*What the task requires*: Print all records exactly, leaving nothing out.

*Recorded information*:
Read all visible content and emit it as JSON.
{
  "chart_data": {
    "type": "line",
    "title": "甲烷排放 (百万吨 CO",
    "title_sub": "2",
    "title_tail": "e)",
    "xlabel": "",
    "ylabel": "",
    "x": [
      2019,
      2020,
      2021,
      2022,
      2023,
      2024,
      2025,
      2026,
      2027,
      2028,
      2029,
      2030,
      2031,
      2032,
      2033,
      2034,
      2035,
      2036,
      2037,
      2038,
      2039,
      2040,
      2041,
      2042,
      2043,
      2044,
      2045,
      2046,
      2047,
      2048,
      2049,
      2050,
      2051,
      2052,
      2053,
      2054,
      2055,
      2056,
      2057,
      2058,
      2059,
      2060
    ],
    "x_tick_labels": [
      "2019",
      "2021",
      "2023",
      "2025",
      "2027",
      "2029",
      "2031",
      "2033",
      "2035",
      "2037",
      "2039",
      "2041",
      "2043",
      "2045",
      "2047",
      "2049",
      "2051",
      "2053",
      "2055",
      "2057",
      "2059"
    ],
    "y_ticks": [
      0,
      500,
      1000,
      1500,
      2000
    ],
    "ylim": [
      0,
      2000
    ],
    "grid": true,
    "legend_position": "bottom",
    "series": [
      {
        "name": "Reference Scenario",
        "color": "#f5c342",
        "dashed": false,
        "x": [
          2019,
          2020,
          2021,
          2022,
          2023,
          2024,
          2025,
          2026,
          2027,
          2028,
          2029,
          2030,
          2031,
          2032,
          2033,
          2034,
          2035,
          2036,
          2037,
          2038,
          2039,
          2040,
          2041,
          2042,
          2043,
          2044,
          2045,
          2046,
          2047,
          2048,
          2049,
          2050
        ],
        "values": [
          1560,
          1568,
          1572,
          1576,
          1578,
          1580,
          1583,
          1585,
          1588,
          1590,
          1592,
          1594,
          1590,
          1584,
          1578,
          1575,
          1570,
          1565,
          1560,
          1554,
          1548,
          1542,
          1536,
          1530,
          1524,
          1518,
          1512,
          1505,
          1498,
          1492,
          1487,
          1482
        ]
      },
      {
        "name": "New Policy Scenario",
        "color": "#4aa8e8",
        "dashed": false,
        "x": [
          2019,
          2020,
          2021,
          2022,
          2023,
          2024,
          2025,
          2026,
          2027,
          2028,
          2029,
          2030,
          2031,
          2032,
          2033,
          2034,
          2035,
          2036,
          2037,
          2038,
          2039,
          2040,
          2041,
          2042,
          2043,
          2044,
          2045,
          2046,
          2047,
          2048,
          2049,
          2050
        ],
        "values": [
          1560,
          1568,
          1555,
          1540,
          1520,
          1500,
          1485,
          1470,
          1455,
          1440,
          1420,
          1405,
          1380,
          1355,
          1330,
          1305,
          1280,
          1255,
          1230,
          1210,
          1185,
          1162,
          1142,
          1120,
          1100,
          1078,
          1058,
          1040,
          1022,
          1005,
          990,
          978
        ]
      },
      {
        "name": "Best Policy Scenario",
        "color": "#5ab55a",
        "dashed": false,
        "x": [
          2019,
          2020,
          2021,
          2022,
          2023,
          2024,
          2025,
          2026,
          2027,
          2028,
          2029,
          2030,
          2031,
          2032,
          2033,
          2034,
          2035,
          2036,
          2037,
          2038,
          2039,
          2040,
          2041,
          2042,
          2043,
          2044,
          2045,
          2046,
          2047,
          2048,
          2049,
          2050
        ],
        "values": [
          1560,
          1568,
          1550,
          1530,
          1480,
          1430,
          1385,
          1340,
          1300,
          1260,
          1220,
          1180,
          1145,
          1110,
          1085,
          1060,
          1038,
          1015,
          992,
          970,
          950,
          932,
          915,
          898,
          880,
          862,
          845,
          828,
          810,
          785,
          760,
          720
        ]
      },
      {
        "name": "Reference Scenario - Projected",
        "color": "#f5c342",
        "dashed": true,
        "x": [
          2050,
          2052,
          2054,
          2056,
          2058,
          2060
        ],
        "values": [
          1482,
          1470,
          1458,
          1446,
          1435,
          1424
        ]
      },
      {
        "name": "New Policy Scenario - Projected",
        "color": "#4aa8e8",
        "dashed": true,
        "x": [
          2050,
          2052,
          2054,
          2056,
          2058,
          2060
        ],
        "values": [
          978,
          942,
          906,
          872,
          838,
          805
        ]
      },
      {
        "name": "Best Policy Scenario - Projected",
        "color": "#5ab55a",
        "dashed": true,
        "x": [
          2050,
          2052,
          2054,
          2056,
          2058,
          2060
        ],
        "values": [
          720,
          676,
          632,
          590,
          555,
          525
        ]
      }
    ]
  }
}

*Exercise result*:
Read all visible content and emit it as JSON.
{
  "chart_data": {
    "type": "line",
    "title": "甲烷排放 (百万吨 CO",
    "title_sub": "2",
    "title_tail": "e)",
    "xlabel": "",
    "ylabel": "",
    "x": [
      2019,
      2020,
      2021,
      2022,
      2023,
      2024,
      2025,
      2026,
      2027,
      2028,
      2029,
      2030,
      2031,
      2032,
      2033,
      2034,
      2035,
      2036,
      2037,
      2038,
      2039,
      2040,
      2041,
      2042,
      2043,
      2044,
      2045,
      2046,
      2047,
      2048,
      2049,
      2050,
      2051,
      2052,
      2053,
      2054,
      2055,
      2056,
      2057,
      2058,
      2059,
      2060
    ],
    "x_tick_labels": [
      "2019",
      "2021",
      "2023",
      "2025",
      "2027",
      "2029",
      "2031",
      "2033",
      "2035",
      "2037",
      "2039",
      "2041",
      "2043",
      "2045",
      "2047",
      "2049",
      "2051",
      "2053",
      "2055",
      "2057",
      "2059"
    ],
    "y_ticks": [
      0,
      500,
      1000,
      1500,
      2000
    ],
    "ylim": [
      0,
      2000
    ],
    "grid": true,
    "legend_position": "bottom",
    "series": [
      {
        "name": "Reference Scenario",
        "color": "#f5c342",
        "dashed": false,
        "x": [
          2019,
          2020,
          2021,
          2022,
          2023,
          2024,
          2025,
          2026,
          2027,
          2028,
          2029,
          2030,
          2031,
          2032,
          2033,
          2034,
          2035,
          2036,
          2037,
          2038,
          2039,
          2040,
          2041,
          2042,
          2043,
          2044,
          2045,
          2046,
          2047,
          2048,
          2049,
          2050
        ],
        "values": [
          1560,
          1568,
          1572,
          1576,
          1578,
          1580,
          1583,
          1585,
          1588,
          1590,
          1592,
          1594,
          1590,
          1584,
          1578,
          1575,
          1570,
          1565,
          1560,
          1554,
          1548,
          1542,
          1536,
          1530,
          1524,
          1518,
          1512,
          1505,
          1498,
          1492,
          1487,
          1482
        ]
      },
      {
        "name": "New Policy Scenario",
        "color": "#4aa8e8",
        "dashed": false,
        "x": [
          2019,
          2020,
          2021,
          2022,
          2023,
          2024,
          2025,
          2026,
          2027,
          2028,
          2029,
          2030,
          2031,
          2032,
          2033,
          2034,
          2035,
          2036,
          2037,
          2038,
          2039,
          2040,
          2041,
          2042,
          2043,
          2044,
          2045,
          2046,
          2047,
          2048,
          2049,
          2050
        ],
        "values": [
          1560,
          1568,
          1555,
          1540,
          1520,
          1500,
          1485,
          1470,
          1455,
          1440,
          1420,
          1405,
          1380,
          1355,
          1330,
          1305,
          1280,
          1255,
          1230,
          1210,
          1185,
          1162,
          1142,
          1120,
          1100,
          1078,
          1058,
          1040,
          1022,
          1005,
          990,
          978
        ]
      },
      {
        "name": "Best Policy Scenario",
        "color": "#5ab55a",
        "dashed": false,
        "x": [
          2019,
          2020,
          2021,
          2022,
          2023,
          2024,
          2025,
          2026,
          2027,
          2028,
          2029,
          2030,
          2031,
          2032,
          2033,
          2034,
          2035,
          2036,
          2037,
          2038,
          2039,
          2040,
          2041,
          2042,
          2043,
          2044,
          2045,
          2046,
          2047,
          2048,
          2049,
          2050
        ],
        "values": [
          1560,
          1568,
          1550,
          1530,
          1480,
          1430,
          1385,
          1340,
          1300,
          1260,
          1220,
          1180,
          1145,
          1110,
          1085,
          1060,
          1038,
          1015,
          992,
          970,
          950,
          932,
          915,
          898,
          880,
          862,
          845,
          828,
          810,
          785,
          760,
          720
        ]
      },
      {
        "name": "Reference Scenario - Projected",
        "color": "#f5c342",
        "dashed": true,
        "x": [
          2050,
          2052,
          2054,
          2056,
          2058,
          2060
        ],
        "values": [
          1482,
          1470,
          1458,
          1446,
          1435,
          1424
        ]
      },
      {
        "name": "New Policy Scenario - Projected",
        "color": "#4aa8e8",
        "dashed": true,
        "x": [
          2050,
          2052,
          2054,
          2056,
          2058,
          2060
        ],
        "values": [
          978,
          942,
          906,
          872,
          838,
          805
        ]
      },
      {
        "name": "Best Policy Scenario - Projected",
        "color": "#5ab55a",
        "dashed": true,
        "x": [
          2050,
          2052,
          2054,
          2056,
          2058,
          2060
        ],
        "values": [
          720,
          676,
          632,
          590,
          555,
          525
        ]
      }
    ]
  }
}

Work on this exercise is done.